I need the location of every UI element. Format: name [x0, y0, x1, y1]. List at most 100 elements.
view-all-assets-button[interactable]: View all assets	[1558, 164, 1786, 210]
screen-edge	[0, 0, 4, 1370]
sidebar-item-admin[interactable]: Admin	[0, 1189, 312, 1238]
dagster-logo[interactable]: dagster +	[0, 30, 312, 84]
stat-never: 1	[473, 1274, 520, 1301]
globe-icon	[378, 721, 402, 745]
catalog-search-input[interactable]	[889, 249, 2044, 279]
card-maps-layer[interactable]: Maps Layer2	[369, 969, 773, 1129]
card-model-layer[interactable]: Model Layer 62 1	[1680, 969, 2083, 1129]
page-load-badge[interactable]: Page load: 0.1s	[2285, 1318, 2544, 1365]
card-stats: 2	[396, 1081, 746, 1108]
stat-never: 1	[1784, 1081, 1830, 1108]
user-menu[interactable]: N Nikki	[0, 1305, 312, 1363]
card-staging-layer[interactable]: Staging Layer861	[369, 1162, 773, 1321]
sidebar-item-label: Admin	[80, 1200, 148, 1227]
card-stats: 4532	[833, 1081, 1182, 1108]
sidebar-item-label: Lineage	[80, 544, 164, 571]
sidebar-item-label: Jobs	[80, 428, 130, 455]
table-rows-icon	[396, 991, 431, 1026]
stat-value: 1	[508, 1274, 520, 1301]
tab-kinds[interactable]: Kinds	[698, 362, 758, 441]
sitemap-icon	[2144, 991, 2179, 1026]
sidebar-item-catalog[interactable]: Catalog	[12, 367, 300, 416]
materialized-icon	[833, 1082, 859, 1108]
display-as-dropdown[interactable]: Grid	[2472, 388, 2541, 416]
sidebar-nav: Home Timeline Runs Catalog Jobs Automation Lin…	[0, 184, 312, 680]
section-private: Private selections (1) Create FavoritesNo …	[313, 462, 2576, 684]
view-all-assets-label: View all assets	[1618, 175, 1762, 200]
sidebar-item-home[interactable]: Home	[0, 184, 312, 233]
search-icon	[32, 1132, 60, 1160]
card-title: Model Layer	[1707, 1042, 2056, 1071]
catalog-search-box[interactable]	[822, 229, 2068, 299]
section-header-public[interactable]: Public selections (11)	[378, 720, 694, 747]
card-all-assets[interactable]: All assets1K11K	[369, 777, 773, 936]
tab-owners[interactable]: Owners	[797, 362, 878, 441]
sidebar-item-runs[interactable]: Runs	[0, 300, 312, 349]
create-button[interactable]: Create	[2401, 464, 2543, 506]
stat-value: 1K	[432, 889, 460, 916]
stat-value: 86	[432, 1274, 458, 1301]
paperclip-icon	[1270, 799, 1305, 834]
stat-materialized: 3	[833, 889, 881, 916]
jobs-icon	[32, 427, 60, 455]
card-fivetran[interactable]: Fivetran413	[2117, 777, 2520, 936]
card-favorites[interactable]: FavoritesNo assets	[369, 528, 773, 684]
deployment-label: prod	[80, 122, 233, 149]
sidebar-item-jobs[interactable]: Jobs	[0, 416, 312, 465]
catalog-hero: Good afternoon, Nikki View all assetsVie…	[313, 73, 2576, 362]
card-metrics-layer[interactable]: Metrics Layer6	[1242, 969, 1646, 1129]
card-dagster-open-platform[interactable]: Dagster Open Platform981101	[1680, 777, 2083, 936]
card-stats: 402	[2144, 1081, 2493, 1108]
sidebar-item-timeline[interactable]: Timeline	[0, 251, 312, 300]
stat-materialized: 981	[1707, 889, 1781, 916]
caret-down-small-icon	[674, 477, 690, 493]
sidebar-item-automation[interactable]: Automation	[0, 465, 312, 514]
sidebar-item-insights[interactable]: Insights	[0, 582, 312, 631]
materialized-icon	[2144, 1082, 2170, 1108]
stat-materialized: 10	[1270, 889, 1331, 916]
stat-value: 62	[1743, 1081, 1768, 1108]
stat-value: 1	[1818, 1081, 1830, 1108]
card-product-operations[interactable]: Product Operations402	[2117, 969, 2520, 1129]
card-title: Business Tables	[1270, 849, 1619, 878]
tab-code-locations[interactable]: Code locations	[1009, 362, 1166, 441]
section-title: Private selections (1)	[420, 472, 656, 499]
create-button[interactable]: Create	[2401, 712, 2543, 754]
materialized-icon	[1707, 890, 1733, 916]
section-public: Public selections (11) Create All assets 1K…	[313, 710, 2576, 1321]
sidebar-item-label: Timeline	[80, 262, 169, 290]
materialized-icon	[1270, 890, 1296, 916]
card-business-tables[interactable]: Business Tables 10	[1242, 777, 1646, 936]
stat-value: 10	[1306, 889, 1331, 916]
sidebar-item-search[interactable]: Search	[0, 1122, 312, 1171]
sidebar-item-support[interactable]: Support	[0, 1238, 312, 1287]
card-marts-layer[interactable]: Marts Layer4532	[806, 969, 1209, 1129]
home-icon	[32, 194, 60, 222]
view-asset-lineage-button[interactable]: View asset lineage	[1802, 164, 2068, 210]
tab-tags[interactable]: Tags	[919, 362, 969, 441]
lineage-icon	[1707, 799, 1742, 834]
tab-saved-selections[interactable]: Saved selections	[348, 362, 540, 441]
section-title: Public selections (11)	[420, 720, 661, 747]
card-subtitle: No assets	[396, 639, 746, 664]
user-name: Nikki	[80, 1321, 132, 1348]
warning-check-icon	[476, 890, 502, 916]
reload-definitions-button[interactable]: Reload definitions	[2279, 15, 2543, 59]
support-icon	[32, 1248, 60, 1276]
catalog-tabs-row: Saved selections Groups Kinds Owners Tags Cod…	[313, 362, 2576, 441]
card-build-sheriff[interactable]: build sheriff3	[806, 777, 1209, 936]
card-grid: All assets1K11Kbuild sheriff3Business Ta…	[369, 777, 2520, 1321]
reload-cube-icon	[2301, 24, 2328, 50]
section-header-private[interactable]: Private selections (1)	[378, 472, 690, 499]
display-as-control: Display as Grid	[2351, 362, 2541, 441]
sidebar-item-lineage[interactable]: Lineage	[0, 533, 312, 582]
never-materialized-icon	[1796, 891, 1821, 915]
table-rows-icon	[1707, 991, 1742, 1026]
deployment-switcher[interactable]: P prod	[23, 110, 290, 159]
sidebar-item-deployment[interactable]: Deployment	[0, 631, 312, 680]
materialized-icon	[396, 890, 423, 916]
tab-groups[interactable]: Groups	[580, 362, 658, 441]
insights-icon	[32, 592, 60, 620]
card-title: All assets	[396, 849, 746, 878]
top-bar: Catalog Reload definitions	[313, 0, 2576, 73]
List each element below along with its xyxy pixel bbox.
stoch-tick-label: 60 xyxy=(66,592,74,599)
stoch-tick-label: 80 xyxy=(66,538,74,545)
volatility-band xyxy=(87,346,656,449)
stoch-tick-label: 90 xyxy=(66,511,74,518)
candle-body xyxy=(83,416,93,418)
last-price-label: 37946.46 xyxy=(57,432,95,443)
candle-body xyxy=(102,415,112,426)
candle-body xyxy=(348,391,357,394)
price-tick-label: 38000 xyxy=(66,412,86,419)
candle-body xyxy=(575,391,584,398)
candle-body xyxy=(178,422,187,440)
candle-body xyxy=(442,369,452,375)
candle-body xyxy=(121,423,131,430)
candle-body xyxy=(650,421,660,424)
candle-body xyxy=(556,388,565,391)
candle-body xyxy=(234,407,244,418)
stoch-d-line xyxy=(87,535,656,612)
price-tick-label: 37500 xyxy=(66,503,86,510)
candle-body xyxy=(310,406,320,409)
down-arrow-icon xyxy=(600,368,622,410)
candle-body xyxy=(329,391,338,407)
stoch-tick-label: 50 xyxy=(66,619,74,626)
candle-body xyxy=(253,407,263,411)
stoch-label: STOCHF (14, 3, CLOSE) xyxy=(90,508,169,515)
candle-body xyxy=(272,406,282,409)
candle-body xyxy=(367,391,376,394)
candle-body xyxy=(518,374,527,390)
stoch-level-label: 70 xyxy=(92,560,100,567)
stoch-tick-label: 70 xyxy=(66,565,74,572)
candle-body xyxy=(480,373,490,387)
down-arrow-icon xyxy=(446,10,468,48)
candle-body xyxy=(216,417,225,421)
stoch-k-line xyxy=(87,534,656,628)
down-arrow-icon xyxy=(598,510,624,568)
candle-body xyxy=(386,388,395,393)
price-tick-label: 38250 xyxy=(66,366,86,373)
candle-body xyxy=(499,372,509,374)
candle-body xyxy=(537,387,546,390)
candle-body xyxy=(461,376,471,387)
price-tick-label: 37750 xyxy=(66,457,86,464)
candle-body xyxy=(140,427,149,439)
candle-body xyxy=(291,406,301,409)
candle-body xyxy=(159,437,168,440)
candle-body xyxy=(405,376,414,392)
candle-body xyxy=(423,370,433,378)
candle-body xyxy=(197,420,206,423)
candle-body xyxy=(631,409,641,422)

The exercise: Please count the lines above that contain the string "search", and reply with the number alone.

Exercise result: 4